» **PROVIDED MATERIAL**
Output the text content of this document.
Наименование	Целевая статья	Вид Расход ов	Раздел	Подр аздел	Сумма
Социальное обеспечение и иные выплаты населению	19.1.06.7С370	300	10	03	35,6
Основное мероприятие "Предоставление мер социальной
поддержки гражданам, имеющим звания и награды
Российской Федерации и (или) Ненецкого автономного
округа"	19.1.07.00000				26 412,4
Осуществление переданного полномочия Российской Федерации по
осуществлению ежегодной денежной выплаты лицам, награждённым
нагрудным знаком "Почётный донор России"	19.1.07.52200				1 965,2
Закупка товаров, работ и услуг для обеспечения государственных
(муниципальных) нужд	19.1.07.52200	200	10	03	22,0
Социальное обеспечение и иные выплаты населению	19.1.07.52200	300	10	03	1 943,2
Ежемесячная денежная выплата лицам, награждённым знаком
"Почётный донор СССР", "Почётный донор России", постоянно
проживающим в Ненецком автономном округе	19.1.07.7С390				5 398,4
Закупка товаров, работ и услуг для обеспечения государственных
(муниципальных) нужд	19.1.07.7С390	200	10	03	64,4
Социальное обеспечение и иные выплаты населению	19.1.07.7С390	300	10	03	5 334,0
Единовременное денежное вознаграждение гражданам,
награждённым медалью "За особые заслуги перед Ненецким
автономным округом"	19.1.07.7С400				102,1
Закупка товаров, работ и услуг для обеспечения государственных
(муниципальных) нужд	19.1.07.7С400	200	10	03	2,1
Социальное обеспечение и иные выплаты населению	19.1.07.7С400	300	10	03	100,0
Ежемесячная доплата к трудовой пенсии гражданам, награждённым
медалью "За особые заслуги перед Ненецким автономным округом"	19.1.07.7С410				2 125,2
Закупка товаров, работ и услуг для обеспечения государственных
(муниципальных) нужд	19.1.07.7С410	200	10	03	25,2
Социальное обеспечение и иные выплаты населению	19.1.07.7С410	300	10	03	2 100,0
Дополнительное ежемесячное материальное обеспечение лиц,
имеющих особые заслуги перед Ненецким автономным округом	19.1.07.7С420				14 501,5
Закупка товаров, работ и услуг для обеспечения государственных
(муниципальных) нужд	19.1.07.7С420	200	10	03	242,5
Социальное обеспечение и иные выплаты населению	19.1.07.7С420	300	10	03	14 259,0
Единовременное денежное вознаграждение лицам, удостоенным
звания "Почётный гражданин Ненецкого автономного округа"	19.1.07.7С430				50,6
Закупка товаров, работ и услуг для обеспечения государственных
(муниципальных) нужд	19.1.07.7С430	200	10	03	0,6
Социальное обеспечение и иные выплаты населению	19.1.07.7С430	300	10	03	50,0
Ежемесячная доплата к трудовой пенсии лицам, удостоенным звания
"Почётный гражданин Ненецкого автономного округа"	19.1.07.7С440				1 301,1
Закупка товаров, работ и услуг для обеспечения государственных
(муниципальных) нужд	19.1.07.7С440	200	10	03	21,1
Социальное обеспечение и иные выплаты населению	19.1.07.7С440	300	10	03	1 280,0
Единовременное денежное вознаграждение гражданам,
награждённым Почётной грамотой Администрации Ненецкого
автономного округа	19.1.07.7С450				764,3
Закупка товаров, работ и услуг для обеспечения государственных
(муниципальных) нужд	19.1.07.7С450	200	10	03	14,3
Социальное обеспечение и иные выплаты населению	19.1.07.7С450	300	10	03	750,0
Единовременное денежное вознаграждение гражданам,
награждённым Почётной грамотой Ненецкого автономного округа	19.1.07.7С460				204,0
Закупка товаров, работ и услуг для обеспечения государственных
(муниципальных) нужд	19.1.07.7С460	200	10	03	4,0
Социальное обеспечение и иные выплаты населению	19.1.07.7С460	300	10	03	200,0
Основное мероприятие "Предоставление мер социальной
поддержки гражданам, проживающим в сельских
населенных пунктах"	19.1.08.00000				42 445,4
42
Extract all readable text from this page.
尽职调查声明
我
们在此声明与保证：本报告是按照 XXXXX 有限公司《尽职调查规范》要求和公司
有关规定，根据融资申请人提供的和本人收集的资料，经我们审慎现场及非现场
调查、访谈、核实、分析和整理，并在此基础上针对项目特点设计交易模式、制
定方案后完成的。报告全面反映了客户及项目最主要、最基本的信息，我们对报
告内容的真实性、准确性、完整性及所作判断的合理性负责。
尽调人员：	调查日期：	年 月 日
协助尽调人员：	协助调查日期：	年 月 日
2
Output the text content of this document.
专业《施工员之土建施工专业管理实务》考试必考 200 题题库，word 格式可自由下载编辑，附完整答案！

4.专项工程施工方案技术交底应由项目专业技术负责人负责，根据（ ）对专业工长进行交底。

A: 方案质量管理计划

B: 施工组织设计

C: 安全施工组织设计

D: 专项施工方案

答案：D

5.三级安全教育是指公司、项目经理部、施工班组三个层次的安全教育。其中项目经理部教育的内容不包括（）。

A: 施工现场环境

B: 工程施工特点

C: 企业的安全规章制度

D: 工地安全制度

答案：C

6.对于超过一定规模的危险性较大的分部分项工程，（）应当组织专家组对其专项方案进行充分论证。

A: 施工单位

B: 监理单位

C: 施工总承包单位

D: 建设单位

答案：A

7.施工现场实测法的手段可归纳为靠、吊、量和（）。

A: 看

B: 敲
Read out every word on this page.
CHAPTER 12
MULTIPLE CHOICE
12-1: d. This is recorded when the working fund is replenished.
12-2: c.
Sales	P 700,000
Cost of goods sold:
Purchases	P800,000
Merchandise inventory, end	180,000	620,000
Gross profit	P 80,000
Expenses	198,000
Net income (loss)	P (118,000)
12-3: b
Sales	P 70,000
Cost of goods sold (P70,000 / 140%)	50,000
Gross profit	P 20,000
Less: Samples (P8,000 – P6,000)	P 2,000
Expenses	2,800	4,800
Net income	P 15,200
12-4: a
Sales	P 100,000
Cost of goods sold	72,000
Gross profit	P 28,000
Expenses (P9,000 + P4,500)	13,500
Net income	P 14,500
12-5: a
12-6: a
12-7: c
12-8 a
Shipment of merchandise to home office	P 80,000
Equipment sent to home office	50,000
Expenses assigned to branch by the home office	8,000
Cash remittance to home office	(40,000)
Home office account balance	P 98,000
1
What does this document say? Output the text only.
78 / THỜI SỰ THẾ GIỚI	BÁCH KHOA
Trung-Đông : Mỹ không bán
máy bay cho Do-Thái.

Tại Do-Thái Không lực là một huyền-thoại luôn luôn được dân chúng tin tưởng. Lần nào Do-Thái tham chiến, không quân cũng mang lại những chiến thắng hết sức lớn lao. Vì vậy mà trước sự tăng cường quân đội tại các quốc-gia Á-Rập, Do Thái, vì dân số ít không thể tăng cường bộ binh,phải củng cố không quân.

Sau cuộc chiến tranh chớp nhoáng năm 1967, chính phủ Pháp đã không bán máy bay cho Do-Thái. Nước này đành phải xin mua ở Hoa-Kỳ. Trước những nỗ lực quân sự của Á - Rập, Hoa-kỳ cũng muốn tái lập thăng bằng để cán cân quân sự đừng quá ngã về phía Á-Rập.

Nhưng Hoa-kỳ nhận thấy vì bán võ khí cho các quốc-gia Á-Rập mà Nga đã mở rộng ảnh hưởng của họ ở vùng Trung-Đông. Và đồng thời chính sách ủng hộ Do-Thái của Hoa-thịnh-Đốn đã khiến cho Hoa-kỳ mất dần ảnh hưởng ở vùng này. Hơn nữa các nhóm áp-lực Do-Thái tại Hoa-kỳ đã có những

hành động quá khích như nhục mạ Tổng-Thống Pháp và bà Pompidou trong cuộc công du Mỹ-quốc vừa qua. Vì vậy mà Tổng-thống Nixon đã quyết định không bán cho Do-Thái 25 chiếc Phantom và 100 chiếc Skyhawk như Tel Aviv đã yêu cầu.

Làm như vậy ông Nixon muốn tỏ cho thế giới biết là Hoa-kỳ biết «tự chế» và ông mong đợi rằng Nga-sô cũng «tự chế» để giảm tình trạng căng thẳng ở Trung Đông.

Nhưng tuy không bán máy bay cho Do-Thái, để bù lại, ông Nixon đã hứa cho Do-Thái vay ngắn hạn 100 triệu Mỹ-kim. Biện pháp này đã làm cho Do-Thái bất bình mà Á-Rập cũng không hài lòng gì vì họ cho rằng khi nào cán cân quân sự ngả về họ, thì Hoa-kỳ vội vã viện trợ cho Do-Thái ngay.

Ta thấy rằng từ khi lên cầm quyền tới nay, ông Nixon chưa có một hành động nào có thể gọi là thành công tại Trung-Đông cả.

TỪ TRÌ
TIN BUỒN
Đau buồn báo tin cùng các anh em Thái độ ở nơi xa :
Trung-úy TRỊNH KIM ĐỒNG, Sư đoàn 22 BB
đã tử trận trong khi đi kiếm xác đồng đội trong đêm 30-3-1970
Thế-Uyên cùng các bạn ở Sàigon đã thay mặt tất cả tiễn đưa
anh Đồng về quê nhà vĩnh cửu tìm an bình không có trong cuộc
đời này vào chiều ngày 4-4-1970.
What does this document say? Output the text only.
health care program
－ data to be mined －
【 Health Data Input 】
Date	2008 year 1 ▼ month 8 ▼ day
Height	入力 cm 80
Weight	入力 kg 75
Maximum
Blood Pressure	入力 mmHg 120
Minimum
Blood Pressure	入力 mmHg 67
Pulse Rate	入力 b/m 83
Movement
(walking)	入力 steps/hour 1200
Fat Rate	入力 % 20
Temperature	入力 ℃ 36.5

» **WORK REQUIRED**
In the entries above, find each line with the word "Sales" and show it.

» **OUTPUT FOR THIS EXERCISE**
Sales	P 700,000
Sales	P 70,000
Sales	P 100,000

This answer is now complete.